> [Stored entries]:
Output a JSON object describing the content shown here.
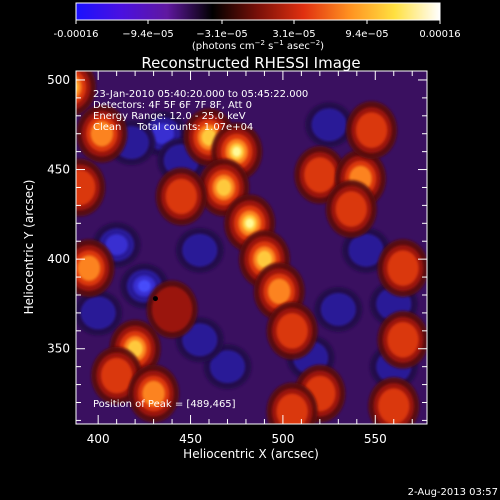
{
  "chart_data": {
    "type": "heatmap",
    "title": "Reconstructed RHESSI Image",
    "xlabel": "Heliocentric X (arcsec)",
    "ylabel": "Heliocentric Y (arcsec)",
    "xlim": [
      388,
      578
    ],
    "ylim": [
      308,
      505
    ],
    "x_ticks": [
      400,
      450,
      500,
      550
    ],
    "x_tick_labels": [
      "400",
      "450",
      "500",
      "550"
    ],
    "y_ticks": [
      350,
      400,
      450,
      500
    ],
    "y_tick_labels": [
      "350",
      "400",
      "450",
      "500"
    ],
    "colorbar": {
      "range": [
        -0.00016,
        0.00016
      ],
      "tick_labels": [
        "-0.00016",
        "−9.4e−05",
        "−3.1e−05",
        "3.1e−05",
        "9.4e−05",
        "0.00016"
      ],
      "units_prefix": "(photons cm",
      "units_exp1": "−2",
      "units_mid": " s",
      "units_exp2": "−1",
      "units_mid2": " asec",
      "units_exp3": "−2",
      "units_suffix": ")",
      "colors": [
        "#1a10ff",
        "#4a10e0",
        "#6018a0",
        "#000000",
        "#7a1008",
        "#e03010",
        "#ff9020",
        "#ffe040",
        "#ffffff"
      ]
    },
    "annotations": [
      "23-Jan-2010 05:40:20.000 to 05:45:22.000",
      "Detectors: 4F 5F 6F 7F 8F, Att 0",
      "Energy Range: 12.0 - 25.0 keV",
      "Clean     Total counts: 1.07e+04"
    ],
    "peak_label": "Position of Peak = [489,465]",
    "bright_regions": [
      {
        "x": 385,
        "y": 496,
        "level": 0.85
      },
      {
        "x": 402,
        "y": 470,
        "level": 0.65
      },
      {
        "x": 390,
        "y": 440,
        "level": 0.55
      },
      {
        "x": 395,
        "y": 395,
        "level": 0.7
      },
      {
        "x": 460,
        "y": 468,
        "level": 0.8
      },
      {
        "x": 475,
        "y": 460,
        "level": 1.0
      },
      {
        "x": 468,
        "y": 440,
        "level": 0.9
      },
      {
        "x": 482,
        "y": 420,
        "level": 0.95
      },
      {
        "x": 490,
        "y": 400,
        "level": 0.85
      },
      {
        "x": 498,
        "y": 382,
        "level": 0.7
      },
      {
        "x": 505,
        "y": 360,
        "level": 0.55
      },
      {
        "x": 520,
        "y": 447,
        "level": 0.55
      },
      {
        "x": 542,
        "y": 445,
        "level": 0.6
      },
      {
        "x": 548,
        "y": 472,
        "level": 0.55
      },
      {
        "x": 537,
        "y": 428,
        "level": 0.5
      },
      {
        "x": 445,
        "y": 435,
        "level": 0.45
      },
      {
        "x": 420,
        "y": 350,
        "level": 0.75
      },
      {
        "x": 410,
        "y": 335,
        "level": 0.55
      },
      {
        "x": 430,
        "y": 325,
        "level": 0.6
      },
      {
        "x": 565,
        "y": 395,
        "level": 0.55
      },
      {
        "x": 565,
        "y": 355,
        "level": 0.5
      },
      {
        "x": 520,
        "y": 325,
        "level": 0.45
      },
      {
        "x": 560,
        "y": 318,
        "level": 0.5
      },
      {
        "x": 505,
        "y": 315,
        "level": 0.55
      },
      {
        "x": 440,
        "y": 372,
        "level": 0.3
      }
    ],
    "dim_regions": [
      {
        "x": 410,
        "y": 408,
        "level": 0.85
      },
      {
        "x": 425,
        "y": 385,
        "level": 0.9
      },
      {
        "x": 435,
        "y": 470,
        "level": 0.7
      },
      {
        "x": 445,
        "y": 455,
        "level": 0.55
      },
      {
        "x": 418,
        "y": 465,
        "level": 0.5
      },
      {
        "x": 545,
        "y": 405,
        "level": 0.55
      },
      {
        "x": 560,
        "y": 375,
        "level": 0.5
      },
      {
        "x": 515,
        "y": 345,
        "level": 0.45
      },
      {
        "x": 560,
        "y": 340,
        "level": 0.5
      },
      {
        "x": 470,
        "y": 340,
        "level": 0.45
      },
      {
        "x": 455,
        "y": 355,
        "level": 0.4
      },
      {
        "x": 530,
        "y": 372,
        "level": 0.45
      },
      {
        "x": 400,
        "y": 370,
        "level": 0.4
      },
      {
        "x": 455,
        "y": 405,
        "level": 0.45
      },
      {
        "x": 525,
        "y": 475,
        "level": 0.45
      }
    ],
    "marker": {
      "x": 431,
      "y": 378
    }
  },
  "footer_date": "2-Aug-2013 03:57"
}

> [Exercise brief]: From the entries above, extract every line where the word "Heliocentric" appears.

> [Worked solution]:
    "xlabel": "Heliocentric X (arcsec)",
    "ylabel": "Heliocentric Y (arcsec)",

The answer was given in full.